*RECORD SET*:
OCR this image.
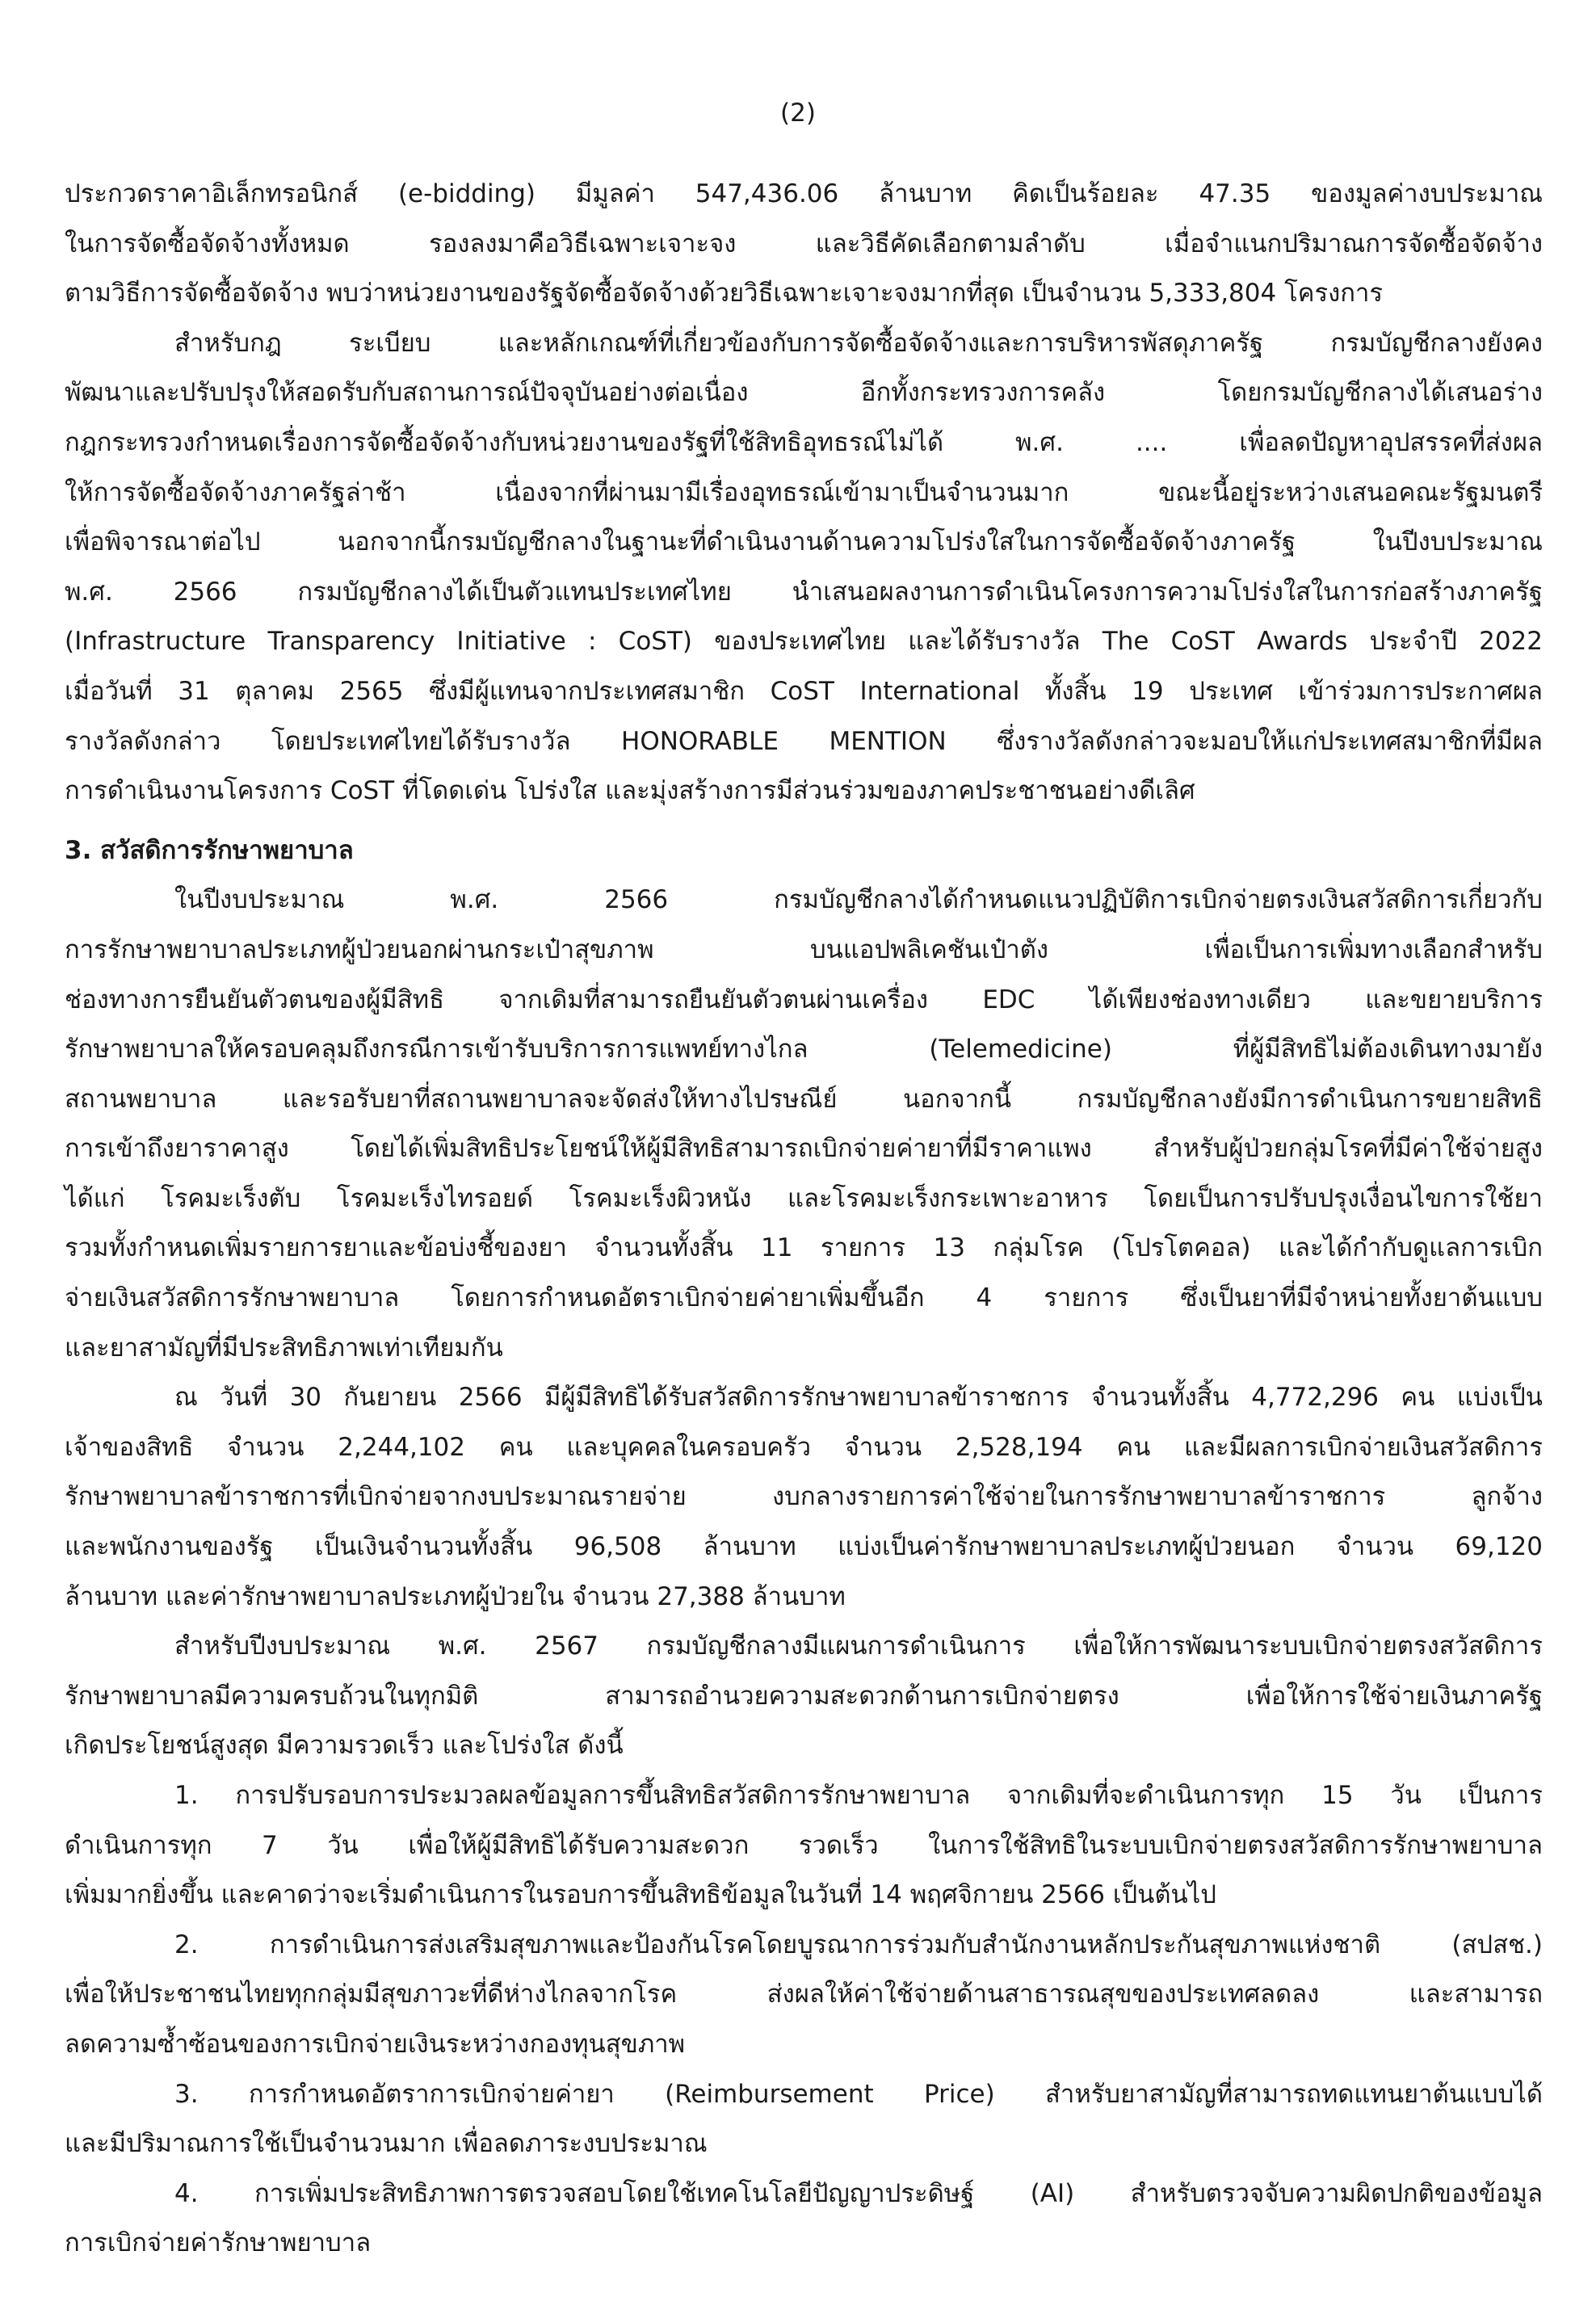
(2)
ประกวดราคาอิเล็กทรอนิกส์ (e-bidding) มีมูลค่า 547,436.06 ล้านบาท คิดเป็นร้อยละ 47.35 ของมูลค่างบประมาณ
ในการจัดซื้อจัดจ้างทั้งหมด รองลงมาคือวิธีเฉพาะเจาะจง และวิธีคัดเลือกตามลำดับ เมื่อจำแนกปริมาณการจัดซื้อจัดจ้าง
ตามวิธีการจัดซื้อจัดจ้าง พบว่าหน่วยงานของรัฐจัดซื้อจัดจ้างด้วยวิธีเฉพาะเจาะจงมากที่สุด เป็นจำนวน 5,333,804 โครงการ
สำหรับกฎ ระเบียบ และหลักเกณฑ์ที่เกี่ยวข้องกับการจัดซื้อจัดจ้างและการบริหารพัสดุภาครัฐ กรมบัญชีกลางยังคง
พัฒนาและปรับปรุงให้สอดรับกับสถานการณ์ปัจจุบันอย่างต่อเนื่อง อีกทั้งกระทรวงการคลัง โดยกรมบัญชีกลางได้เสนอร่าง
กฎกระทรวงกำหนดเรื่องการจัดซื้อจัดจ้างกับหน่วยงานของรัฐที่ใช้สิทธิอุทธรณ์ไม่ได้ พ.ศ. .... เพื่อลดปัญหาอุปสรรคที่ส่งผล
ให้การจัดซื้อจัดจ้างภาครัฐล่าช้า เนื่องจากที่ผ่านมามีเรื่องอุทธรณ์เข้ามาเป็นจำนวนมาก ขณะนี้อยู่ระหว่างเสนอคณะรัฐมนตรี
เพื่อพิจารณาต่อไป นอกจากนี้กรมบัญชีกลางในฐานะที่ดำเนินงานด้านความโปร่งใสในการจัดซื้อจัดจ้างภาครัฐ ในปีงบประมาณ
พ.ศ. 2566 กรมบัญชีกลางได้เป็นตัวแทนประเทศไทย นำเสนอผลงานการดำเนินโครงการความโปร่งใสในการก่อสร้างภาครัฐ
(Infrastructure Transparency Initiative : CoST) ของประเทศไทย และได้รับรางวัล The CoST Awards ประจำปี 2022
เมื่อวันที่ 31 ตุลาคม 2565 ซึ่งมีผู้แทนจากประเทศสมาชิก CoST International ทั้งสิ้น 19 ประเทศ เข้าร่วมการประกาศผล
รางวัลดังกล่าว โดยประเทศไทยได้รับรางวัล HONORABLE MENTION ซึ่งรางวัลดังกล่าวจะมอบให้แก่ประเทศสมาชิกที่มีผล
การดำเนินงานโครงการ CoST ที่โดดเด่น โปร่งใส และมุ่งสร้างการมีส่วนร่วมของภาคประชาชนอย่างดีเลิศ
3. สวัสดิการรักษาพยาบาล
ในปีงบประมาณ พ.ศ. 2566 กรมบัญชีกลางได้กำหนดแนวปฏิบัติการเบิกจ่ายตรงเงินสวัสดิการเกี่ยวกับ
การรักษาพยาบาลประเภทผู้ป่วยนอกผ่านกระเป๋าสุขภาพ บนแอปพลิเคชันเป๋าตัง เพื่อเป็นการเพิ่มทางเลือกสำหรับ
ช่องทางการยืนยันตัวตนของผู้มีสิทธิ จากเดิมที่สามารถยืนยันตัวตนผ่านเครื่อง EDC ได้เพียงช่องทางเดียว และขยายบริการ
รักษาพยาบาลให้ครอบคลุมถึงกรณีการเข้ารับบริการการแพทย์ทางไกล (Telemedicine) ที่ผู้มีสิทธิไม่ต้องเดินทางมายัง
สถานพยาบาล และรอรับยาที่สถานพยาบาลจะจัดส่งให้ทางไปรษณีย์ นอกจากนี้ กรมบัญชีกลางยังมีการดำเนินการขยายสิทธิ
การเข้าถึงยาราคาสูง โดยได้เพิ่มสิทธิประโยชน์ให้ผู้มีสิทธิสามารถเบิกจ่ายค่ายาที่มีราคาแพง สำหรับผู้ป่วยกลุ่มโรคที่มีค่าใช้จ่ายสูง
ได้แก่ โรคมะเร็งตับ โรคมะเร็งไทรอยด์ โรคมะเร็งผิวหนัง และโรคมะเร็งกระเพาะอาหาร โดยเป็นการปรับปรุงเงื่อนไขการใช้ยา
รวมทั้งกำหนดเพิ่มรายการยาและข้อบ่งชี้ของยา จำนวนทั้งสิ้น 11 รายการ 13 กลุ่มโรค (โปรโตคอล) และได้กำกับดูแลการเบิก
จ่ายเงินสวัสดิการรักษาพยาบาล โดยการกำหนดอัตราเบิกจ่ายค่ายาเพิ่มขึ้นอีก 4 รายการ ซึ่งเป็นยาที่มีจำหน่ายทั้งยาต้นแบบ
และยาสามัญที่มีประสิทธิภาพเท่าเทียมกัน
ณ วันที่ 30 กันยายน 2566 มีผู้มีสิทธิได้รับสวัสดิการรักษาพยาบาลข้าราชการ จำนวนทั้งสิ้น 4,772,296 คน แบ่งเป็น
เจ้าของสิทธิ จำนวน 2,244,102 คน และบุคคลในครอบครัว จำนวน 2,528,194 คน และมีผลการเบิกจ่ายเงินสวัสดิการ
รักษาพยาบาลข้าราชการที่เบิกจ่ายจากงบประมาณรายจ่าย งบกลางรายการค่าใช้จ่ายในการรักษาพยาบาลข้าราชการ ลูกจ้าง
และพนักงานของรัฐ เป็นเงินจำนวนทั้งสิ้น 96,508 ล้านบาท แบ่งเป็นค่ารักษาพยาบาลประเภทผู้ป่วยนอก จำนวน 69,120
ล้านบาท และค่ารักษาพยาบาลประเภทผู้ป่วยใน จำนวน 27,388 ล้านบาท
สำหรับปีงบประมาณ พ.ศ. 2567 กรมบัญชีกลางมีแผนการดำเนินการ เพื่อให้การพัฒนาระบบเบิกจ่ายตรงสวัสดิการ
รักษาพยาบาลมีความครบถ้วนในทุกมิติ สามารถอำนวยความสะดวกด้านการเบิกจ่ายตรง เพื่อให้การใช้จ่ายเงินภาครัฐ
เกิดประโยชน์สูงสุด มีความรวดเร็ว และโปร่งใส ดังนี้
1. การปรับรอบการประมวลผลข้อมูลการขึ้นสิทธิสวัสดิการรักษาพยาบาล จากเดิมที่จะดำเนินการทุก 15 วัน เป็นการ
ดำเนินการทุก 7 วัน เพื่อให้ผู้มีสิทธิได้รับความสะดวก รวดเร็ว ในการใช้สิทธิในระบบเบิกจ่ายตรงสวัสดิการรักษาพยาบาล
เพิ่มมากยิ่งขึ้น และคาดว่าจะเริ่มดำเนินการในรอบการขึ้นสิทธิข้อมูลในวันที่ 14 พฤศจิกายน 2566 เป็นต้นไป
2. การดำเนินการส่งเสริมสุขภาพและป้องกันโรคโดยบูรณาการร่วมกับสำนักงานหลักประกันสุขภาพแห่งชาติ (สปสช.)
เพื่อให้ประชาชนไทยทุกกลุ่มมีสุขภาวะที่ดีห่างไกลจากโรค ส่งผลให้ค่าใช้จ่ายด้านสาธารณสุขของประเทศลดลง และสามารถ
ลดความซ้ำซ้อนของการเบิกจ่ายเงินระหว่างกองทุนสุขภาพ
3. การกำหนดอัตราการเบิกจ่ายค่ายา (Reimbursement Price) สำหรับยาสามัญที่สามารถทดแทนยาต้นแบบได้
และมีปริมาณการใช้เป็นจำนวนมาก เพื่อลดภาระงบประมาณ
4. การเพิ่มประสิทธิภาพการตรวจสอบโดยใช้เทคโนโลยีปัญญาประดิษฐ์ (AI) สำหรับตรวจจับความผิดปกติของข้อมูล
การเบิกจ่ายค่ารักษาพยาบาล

* * *

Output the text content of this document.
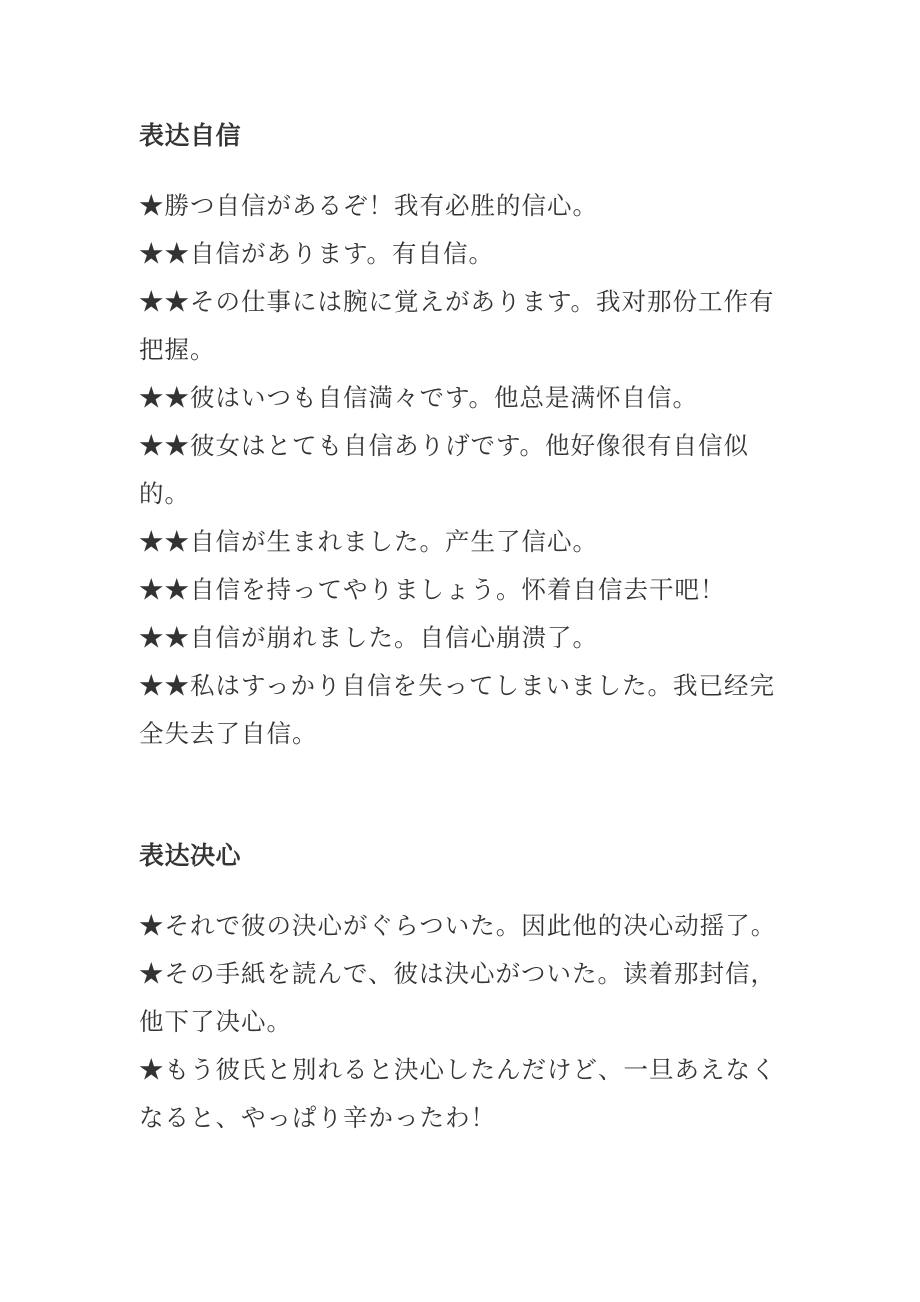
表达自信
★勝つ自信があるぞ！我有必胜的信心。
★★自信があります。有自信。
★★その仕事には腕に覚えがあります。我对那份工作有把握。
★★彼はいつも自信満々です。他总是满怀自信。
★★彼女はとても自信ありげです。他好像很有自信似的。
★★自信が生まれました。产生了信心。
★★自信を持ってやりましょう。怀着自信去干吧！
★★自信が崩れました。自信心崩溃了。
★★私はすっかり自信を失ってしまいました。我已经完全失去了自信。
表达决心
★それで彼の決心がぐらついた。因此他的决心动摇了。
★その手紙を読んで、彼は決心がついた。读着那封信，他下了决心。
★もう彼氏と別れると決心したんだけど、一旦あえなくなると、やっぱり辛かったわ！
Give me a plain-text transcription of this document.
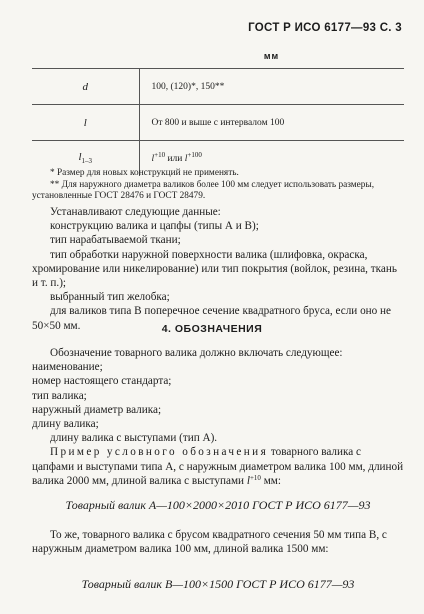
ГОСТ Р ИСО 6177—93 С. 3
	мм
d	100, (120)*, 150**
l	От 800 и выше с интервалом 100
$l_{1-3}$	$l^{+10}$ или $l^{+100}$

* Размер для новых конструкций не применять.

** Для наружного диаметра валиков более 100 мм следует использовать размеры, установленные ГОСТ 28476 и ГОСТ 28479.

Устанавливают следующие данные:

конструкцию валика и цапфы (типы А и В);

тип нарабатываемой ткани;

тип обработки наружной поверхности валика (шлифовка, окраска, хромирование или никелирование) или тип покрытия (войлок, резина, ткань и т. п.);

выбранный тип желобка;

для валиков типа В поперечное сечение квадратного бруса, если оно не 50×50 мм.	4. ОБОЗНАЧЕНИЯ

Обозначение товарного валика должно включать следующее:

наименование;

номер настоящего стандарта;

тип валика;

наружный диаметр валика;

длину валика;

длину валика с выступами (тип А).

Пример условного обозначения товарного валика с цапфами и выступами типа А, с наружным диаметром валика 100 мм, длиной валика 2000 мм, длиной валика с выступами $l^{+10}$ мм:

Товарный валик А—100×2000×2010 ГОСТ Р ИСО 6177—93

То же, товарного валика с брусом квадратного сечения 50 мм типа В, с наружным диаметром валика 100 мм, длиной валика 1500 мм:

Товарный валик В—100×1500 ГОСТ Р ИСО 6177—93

*GOAL*:
Give only the number of lines in the data that hold the string "Товарный".

*COMPLETED EXERCISE*:
2